begin Exercise input

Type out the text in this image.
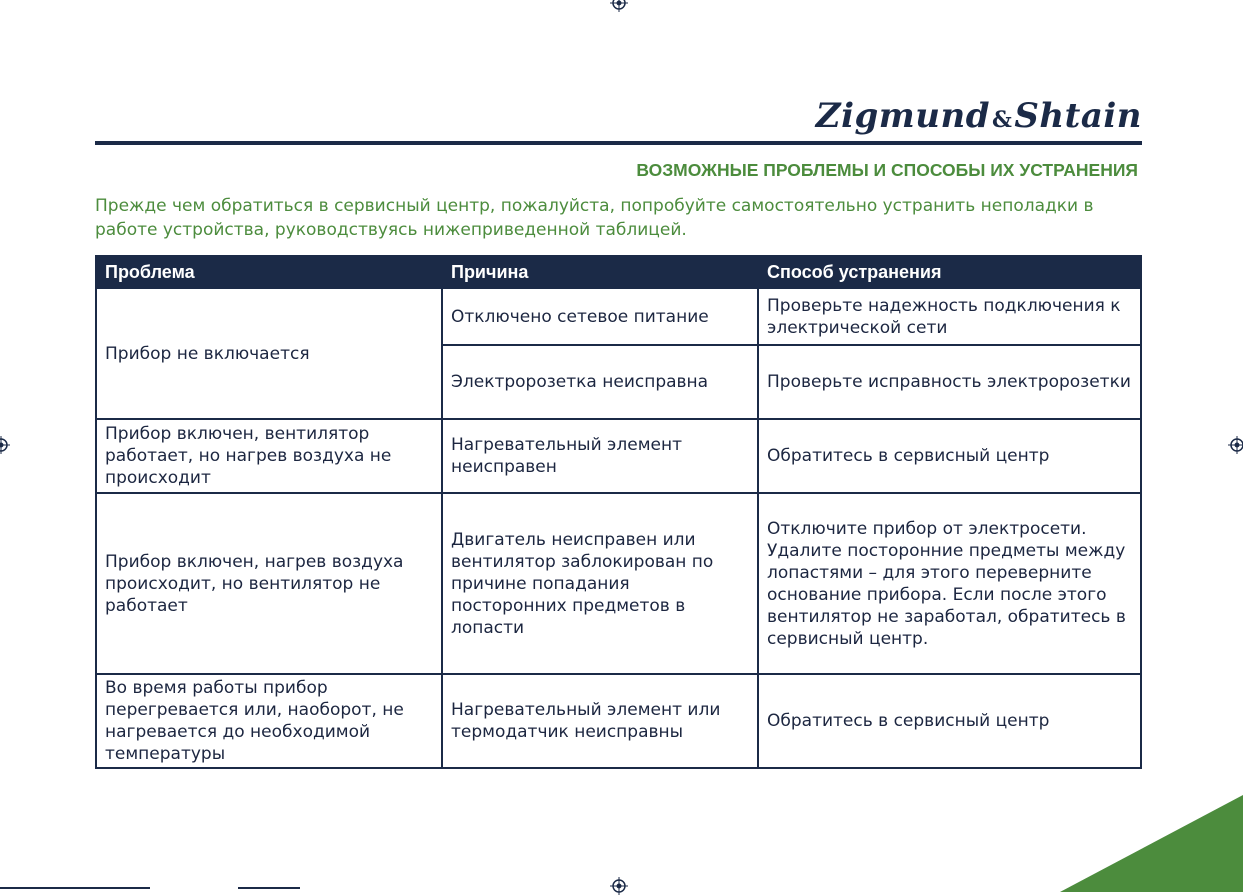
Zigmund&Shtain
ВОЗМОЖНЫЕ ПРОБЛЕМЫ И СПОСОБЫ ИХ УСТРАНЕНИЯ
Прежде чем обратиться в сервисный центр, пожалуйста, попробуйте самостоятельно устранить неполадки в работе устройства, руководствуясь нижеприведенной таблицей.
Проблема	Причина	Способ устранения
Прибор не включается	Отключено сетевое питание	Проверьте надежность подключения к электрической сети
	Электророзетка неисправна	Проверьте исправность электророзетки
Прибор включен, вентилятор работает, но нагрев воздуха не происходит	Нагревательный элемент неисправен	Обратитесь в сервисный центр
Прибор включен, нагрев воздуха происходит, но вентилятор не работает	Двигатель неисправен или вентилятор заблокирован по причине попадания посторонних предметов в лопасти	Отключите прибор от электросети. Удалите посторонние предметы между лопастями – для этого переверните основание прибора. Если после этого вентилятор не заработал, обратитесь в сервисный центр.
Во время работы прибор перегревается или, наоборот, не нагревается до необходимой температуры	Нагревательный элемент или термодатчик неисправны	Обратитесь в сервисный центр
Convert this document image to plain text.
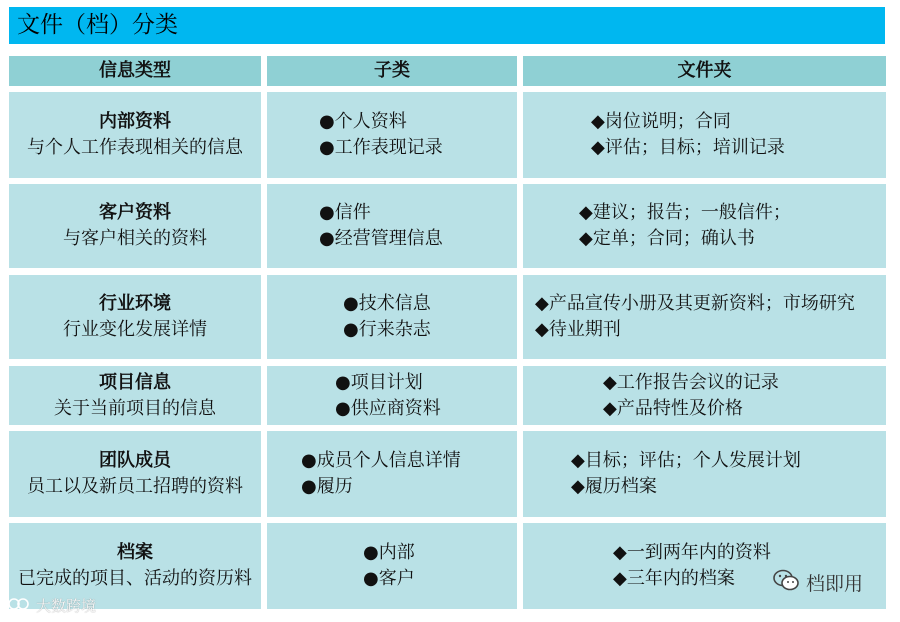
文件（档）分类
信息类型	子类	文件夹
内部资料
与个人工作表现相关的信息
●个人资料
●工作表现记录
◆岗位说明；合同
◆评估；目标；培训记录
客户资料
与客户相关的资料
●信件
●经营管理信息
◆建议；报告；一般信件；
◆定单；合同；确认书
行业环境
行业变化发展详情
●技术信息
●行来杂志
◆产品宣传小册及其更新资料；市场研究
◆待业期刊
项目信息
关于当前项目的信息
●项目计划
●供应商资料
◆工作报告会议的记录
◆产品特性及价格
团队成员
员工以及新员工招聘的资料
●成员个人信息详情
●履历
◆目标；评估；个人发展计划
◆履历档案
档案
已完成的项目、活动的资历料
●内部
●客户
◆一到两年内的资料
◆三年内的档案
大数跨境
档即用
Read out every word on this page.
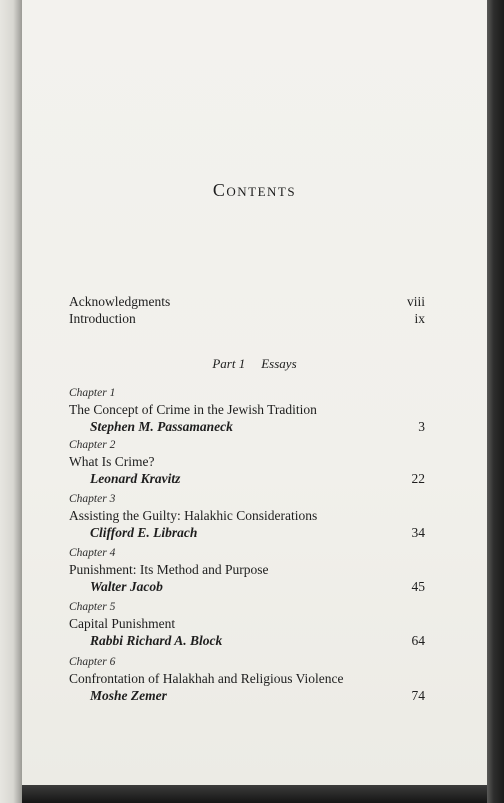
Contents
Acknowledgments	viii
Introduction	ix
Part 1 Essays
Chapter 1
The Concept of Crime in the Jewish Tradition
Stephen M. Passamaneck	3
Chapter 2
What Is Crime?
Leonard Kravitz	22
Chapter 3
Assisting the Guilty: Halakhic Considerations
Clifford E. Librach	34
Chapter 4
Punishment: Its Method and Purpose
Walter Jacob	45
Chapter 5
Capital Punishment
Rabbi Richard A. Block	64
Chapter 6
Confrontation of Halakhah and Religious Violence
Moshe Zemer	74
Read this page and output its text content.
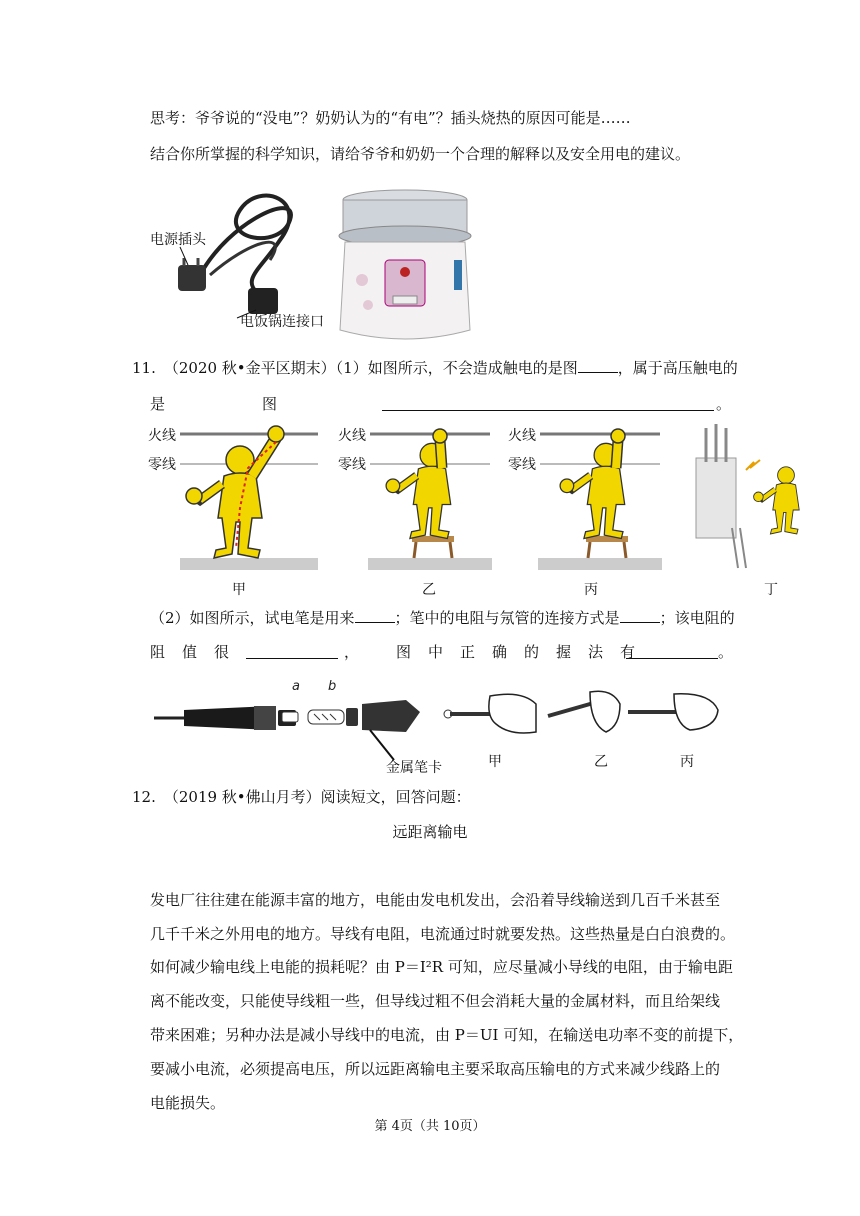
思考：爷爷说的“没电”？奶奶认为的“有电”？插头烧热的原因可能是……
结合你所掌握的科学知识，请给爷爷和奶奶一个合理的解释以及安全用电的建议。
电源插头
电饭锅连接口
11. （2020 秋•金平区期末）（1）如图所示，不会造成触电的是图	，属于高压触电的
是	图	。
火线
零线
甲
火线
零线
乙
火线
零线
丙	丁
（2）如图所示，试电笔是用来	；笔中的电阻与氖管的连接方式是	；该电阻的
阻 值 很	， 图 中 正 确 的 握 法 有	。
a b
金属笔卡	甲	乙	丙
12. （2019 秋•佛山月考）阅读短文，回答问题：
远距离输电
发电厂往往建在能源丰富的地方，电能由发电机发出，会沿着导线输送到几百千米甚至
几千千米之外用电的地方。导线有电阻，电流通过时就要发热。这些热量是白白浪费的。
如何减少输电线上电能的损耗呢？由 P＝I²R 可知，应尽量减小导线的电阻，由于输电距
离不能改变，只能使导线粗一些，但导线过粗不但会消耗大量的金属材料，而且给架线
带来困难；另种办法是减小导线中的电流，由 P＝UI 可知，在输送电功率不变的前提下，
要减小电流，必须提高电压，所以远距离输电主要采取高压输电的方式来减少线路上的
电能损失。
第 4页（共 10页）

end Exercise input

> _Stated exercise_
Repeat each entry precisely as it appears. Leave the pictures out.

> _The answer_
Type out the text in this image.
Zigmund&Shtain
ВОЗМОЖНЫЕ ПРОБЛЕМЫ И СПОСОБЫ ИХ УСТРАНЕНИЯ
Прежде чем обратиться в сервисный центр, пожалуйста, попробуйте самостоятельно устранить неполадки в работе устройства, руководствуясь нижеприведенной таблицей.
Проблема	Причина	Способ устранения
Прибор не включается	Отключено сетевое питание	Проверьте надежность подключения к электрической сети
	Электророзетка неисправна	Проверьте исправность электророзетки
Прибор включен, вентилятор работает, но нагрев воздуха не происходит	Нагревательный элемент неисправен	Обратитесь в сервисный центр
Прибор включен, нагрев воздуха происходит, но вентилятор не работает	Двигатель неисправен или вентилятор заблокирован по причине попадания посторонних предметов в лопасти	Отключите прибор от электросети. Удалите посторонние предметы между лопастями – для этого переверните основание прибора. Если после этого вентилятор не заработал, обратитесь в сервисный центр.
Во время работы прибор перегревается или, наоборот, не нагревается до необходимой температуры	Нагревательный элемент или термодатчик неисправны	Обратитесь в сервисный центр
Convert this document image to plain text.
文件（档）分类
信息类型	子类	文件夹
内部资料
与个人工作表现相关的信息
●个人资料
●工作表现记录
◆岗位说明；合同
◆评估；目标；培训记录
客户资料
与客户相关的资料
●信件
●经营管理信息
◆建议；报告；一般信件；
◆定单；合同；确认书
行业环境
行业变化发展详情
●技术信息
●行来杂志
◆产品宣传小册及其更新资料；市场研究
◆待业期刊
项目信息
关于当前项目的信息
●项目计划
●供应商资料
◆工作报告会议的记录
◆产品特性及价格
团队成员
员工以及新员工招聘的资料
●成员个人信息详情
●履历
◆目标；评估；个人发展计划
◆履历档案
档案
已完成的项目、活动的资历料
●内部
●客户
◆一到两年内的资料
◆三年内的档案
大数跨境
档即用
Read out every word on this page.
Contents
Acknowledgments	viii
Introduction	ix
Part 1 Essays
Chapter 1
The Concept of Crime in the Jewish Tradition
Stephen M. Passamaneck	3
Chapter 2
What Is Crime?
Leonard Kravitz	22
Chapter 3
Assisting the Guilty: Halakhic Considerations
Clifford E. Librach	34
Chapter 4
Punishment: Its Method and Purpose
Walter Jacob	45
Chapter 5
Capital Punishment
Rabbi Richard A. Block	64
Chapter 6
Confrontation of Halakhah and Religious Violence
Moshe Zemer	74
Read this page and output its text content.
思考：爷爷说的“没电”？奶奶认为的“有电”？插头烧热的原因可能是……
结合你所掌握的科学知识，请给爷爷和奶奶一个合理的解释以及安全用电的建议。
电源插头
电饭锅连接口
11. （2020 秋•金平区期末）（1）如图所示，不会造成触电的是图	，属于高压触电的
是	图	。
火线
零线
甲
火线
零线
乙
火线
零线
丙	丁
（2）如图所示，试电笔是用来	；笔中的电阻与氖管的连接方式是	；该电阻的
阻 值 很	， 图 中 正 确 的 握 法 有	。
a b
金属笔卡	甲	乙	丙
12. （2019 秋•佛山月考）阅读短文，回答问题：
远距离输电
发电厂往往建在能源丰富的地方，电能由发电机发出，会沿着导线输送到几百千米甚至
几千千米之外用电的地方。导线有电阻，电流通过时就要发热。这些热量是白白浪费的。
如何减少输电线上电能的损耗呢？由 P＝I²R 可知，应尽量减小导线的电阻，由于输电距
离不能改变，只能使导线粗一些，但导线过粗不但会消耗大量的金属材料，而且给架线
带来困难；另种办法是减小导线中的电流，由 P＝UI 可知，在输送电功率不变的前提下，
要减小电流，必须提高电压，所以远距离输电主要采取高压输电的方式来减少线路上的
电能损失。
第 4页（共 10页）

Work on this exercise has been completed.